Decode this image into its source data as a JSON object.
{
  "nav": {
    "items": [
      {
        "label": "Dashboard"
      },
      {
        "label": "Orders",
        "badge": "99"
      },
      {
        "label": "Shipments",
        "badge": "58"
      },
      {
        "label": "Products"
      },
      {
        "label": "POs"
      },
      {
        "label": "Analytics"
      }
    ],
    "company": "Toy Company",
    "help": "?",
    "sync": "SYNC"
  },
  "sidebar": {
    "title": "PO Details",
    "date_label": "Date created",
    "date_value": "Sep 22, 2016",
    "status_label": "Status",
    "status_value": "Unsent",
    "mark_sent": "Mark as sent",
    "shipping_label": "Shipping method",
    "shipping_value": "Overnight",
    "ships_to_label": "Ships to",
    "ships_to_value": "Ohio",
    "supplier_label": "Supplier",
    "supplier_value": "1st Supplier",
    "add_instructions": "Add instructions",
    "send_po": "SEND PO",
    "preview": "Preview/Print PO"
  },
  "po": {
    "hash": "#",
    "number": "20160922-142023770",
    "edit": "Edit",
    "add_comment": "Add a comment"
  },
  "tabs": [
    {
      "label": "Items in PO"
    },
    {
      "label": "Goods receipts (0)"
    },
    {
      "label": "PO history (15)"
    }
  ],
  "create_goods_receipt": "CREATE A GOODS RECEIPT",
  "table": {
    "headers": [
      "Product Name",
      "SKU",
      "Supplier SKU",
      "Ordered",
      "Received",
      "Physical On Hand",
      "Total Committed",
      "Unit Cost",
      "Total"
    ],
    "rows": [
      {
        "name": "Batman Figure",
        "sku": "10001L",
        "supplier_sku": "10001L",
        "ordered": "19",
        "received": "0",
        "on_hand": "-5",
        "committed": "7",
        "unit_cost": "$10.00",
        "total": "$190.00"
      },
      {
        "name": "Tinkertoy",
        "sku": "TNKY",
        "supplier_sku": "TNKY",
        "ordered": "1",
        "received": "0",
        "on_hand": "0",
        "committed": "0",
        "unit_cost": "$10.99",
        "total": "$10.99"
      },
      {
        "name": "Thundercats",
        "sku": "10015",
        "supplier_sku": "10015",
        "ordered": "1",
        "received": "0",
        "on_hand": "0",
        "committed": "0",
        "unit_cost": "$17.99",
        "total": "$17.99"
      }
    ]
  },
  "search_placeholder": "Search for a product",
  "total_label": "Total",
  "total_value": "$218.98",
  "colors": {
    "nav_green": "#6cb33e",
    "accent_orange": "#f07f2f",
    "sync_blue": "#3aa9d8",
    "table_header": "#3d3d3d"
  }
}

=-=-=-=-=

# AIM
Write out every line of the records exactly.

# TASK RESULT
Decode this image into its source data as a JSON object.
{
  "nav": {
    "items": [
      {
        "label": "Dashboard"
      },
      {
        "label": "Orders",
        "badge": "99"
      },
      {
        "label": "Shipments",
        "badge": "58"
      },
      {
        "label": "Products"
      },
      {
        "label": "POs"
      },
      {
        "label": "Analytics"
      }
    ],
    "company": "Toy Company",
    "help": "?",
    "sync": "SYNC"
  },
  "sidebar": {
    "title": "PO Details",
    "date_label": "Date created",
    "date_value": "Sep 22, 2016",
    "status_label": "Status",
    "status_value": "Unsent",
    "mark_sent": "Mark as sent",
    "shipping_label": "Shipping method",
    "shipping_value": "Overnight",
    "ships_to_label": "Ships to",
    "ships_to_value": "Ohio",
    "supplier_label": "Supplier",
    "supplier_value": "1st Supplier",
    "add_instructions": "Add instructions",
    "send_po": "SEND PO",
    "preview": "Preview/Print PO"
  },
  "po": {
    "hash": "#",
    "number": "20160922-142023770",
    "edit": "Edit",
    "add_comment": "Add a comment"
  },
  "tabs": [
    {
      "label": "Items in PO"
    },
    {
      "label": "Goods receipts (0)"
    },
    {
      "label": "PO history (15)"
    }
  ],
  "create_goods_receipt": "CREATE A GOODS RECEIPT",
  "table": {
    "headers": [
      "Product Name",
      "SKU",
      "Supplier SKU",
      "Ordered",
      "Received",
      "Physical On Hand",
      "Total Committed",
      "Unit Cost",
      "Total"
    ],
    "rows": [
      {
        "name": "Batman Figure",
        "sku": "10001L",
        "supplier_sku": "10001L",
        "ordered": "19",
        "received": "0",
        "on_hand": "-5",
        "committed": "7",
        "unit_cost": "$10.00",
        "total": "$190.00"
      },
      {
        "name": "Tinkertoy",
        "sku": "TNKY",
        "supplier_sku": "TNKY",
        "ordered": "1",
        "received": "0",
        "on_hand": "0",
        "committed": "0",
        "unit_cost": "$10.99",
        "total": "$10.99"
      },
      {
        "name": "Thundercats",
        "sku": "10015",
        "supplier_sku": "10015",
        "ordered": "1",
        "received": "0",
        "on_hand": "0",
        "committed": "0",
        "unit_cost": "$17.99",
        "total": "$17.99"
      }
    ]
  },
  "search_placeholder": "Search for a product",
  "total_label": "Total",
  "total_value": "$218.98",
  "colors": {
    "nav_green": "#6cb33e",
    "accent_orange": "#f07f2f",
    "sync_blue": "#3aa9d8",
    "table_header": "#3d3d3d"
  }
}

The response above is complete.